Data provided
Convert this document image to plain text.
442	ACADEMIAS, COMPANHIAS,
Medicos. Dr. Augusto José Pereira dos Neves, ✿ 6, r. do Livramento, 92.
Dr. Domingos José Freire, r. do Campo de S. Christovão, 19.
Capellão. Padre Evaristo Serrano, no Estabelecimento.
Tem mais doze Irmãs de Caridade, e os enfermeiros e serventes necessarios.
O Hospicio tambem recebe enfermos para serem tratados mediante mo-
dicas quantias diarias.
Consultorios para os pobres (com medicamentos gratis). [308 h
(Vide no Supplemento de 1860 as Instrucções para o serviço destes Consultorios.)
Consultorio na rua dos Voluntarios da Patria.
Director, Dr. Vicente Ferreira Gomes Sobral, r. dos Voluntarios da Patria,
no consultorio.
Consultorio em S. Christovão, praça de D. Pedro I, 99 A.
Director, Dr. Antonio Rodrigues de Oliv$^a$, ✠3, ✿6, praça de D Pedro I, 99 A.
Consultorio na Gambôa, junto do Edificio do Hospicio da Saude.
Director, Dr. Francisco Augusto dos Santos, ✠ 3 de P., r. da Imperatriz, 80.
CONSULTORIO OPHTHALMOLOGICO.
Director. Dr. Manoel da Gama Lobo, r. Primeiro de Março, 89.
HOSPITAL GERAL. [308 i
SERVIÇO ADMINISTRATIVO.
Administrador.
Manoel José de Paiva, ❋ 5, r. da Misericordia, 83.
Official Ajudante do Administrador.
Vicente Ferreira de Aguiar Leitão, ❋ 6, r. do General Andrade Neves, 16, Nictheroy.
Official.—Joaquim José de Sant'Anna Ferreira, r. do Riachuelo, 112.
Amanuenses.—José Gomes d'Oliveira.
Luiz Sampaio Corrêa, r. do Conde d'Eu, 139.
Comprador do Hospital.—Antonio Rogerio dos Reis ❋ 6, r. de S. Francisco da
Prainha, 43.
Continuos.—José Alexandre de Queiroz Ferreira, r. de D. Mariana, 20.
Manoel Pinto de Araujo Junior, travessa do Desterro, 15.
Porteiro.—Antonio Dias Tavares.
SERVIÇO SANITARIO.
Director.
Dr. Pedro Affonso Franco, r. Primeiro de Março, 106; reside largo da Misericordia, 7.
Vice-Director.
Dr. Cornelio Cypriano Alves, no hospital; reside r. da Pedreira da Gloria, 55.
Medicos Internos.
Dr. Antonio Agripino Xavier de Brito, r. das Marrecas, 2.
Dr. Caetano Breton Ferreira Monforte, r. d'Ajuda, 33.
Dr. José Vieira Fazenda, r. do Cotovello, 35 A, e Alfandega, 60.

Exercise objective
Return the full listing, character for character.

Response
Convert this document image to plain text.
442	ACADEMIAS, COMPANHIAS,
Medicos. Dr. Augusto José Pereira dos Neves, ✿ 6, r. do Livramento, 92.
Dr. Domingos José Freire, r. do Campo de S. Christovão, 19.
Capellão. Padre Evaristo Serrano, no Estabelecimento.
Tem mais doze Irmãs de Caridade, e os enfermeiros e serventes necessarios.
O Hospicio tambem recebe enfermos para serem tratados mediante mo-
dicas quantias diarias.
Consultorios para os pobres (com medicamentos gratis). [308 h
(Vide no Supplemento de 1860 as Instrucções para o serviço destes Consultorios.)
Consultorio na rua dos Voluntarios da Patria.
Director, Dr. Vicente Ferreira Gomes Sobral, r. dos Voluntarios da Patria,
no consultorio.
Consultorio em S. Christovão, praça de D. Pedro I, 99 A.
Director, Dr. Antonio Rodrigues de Oliv$^a$, ✠3, ✿6, praça de D Pedro I, 99 A.
Consultorio na Gambôa, junto do Edificio do Hospicio da Saude.
Director, Dr. Francisco Augusto dos Santos, ✠ 3 de P., r. da Imperatriz, 80.
CONSULTORIO OPHTHALMOLOGICO.
Director. Dr. Manoel da Gama Lobo, r. Primeiro de Março, 89.
HOSPITAL GERAL. [308 i
SERVIÇO ADMINISTRATIVO.
Administrador.
Manoel José de Paiva, ❋ 5, r. da Misericordia, 83.
Official Ajudante do Administrador.
Vicente Ferreira de Aguiar Leitão, ❋ 6, r. do General Andrade Neves, 16, Nictheroy.
Official.—Joaquim José de Sant'Anna Ferreira, r. do Riachuelo, 112.
Amanuenses.—José Gomes d'Oliveira.
Luiz Sampaio Corrêa, r. do Conde d'Eu, 139.
Comprador do Hospital.—Antonio Rogerio dos Reis ❋ 6, r. de S. Francisco da
Prainha, 43.
Continuos.—José Alexandre de Queiroz Ferreira, r. de D. Mariana, 20.
Manoel Pinto de Araujo Junior, travessa do Desterro, 15.
Porteiro.—Antonio Dias Tavares.
SERVIÇO SANITARIO.
Director.
Dr. Pedro Affonso Franco, r. Primeiro de Março, 106; reside largo da Misericordia, 7.
Vice-Director.
Dr. Cornelio Cypriano Alves, no hospital; reside r. da Pedreira da Gloria, 55.
Medicos Internos.
Dr. Antonio Agripino Xavier de Brito, r. das Marrecas, 2.
Dr. Caetano Breton Ferreira Monforte, r. d'Ajuda, 33.
Dr. José Vieira Fazenda, r. do Cotovello, 35 A, e Alfandega, 60.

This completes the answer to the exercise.